[Annotated element listings]

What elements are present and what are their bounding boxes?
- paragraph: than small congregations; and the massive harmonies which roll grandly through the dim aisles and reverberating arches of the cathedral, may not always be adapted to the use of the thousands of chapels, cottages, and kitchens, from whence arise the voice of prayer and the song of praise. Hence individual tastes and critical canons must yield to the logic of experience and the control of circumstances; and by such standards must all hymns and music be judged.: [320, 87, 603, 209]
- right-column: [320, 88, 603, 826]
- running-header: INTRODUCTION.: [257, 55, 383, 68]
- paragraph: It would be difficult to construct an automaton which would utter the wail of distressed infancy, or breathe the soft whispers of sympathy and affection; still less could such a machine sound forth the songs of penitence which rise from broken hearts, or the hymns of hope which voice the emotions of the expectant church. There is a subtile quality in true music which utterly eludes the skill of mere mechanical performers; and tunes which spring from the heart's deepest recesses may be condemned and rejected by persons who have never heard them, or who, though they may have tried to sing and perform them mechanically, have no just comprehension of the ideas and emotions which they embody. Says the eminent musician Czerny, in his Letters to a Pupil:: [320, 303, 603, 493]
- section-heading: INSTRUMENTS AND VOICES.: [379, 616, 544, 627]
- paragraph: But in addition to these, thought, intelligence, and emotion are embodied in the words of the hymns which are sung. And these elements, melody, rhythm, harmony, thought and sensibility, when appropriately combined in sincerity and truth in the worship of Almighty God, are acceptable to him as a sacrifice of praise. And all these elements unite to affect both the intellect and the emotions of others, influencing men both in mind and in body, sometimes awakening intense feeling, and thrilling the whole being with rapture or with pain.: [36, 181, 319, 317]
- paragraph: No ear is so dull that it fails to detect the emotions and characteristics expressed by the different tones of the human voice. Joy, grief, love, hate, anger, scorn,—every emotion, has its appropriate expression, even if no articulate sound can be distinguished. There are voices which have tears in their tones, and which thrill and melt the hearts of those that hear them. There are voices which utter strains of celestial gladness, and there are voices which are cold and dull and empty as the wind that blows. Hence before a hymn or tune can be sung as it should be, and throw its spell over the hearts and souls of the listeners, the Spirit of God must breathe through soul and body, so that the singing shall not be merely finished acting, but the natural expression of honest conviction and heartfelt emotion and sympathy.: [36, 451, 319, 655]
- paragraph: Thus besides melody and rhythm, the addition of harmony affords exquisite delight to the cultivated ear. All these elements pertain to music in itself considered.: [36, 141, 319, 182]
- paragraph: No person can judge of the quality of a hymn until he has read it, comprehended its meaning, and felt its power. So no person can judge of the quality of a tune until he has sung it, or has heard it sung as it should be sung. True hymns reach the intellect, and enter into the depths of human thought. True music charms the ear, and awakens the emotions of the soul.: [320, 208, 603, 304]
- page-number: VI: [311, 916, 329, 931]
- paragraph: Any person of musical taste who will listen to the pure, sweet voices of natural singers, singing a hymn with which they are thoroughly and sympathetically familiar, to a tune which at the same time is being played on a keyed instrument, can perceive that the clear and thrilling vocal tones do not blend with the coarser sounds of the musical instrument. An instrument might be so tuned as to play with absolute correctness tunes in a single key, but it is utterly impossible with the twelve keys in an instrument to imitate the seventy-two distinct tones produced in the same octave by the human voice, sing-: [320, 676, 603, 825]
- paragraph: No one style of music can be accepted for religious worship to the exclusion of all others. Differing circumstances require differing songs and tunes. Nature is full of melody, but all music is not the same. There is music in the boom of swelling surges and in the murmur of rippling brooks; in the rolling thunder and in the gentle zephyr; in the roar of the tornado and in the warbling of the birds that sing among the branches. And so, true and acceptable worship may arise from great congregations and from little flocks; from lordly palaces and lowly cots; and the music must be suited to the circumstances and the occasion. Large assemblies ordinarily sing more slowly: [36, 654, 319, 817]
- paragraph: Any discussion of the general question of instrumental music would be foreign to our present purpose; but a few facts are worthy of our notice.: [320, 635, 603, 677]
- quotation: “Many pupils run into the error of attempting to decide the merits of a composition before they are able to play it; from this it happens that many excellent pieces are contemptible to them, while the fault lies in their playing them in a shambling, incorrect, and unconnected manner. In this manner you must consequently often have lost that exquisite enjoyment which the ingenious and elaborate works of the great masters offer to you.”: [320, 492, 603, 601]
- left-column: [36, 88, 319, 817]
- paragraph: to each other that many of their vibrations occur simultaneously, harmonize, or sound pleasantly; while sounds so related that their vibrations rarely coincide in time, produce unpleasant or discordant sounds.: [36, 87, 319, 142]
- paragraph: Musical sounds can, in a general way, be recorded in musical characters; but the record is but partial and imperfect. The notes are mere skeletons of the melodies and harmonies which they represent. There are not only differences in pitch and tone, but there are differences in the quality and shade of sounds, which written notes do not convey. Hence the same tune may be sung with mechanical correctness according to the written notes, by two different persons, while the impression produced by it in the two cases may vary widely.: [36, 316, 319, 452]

Task goal:
Please locate each row above that contains the string "column" and copy those rows in full.

Answer in full:
- right-column: [320, 88, 603, 826]
- left-column: [36, 88, 319, 817]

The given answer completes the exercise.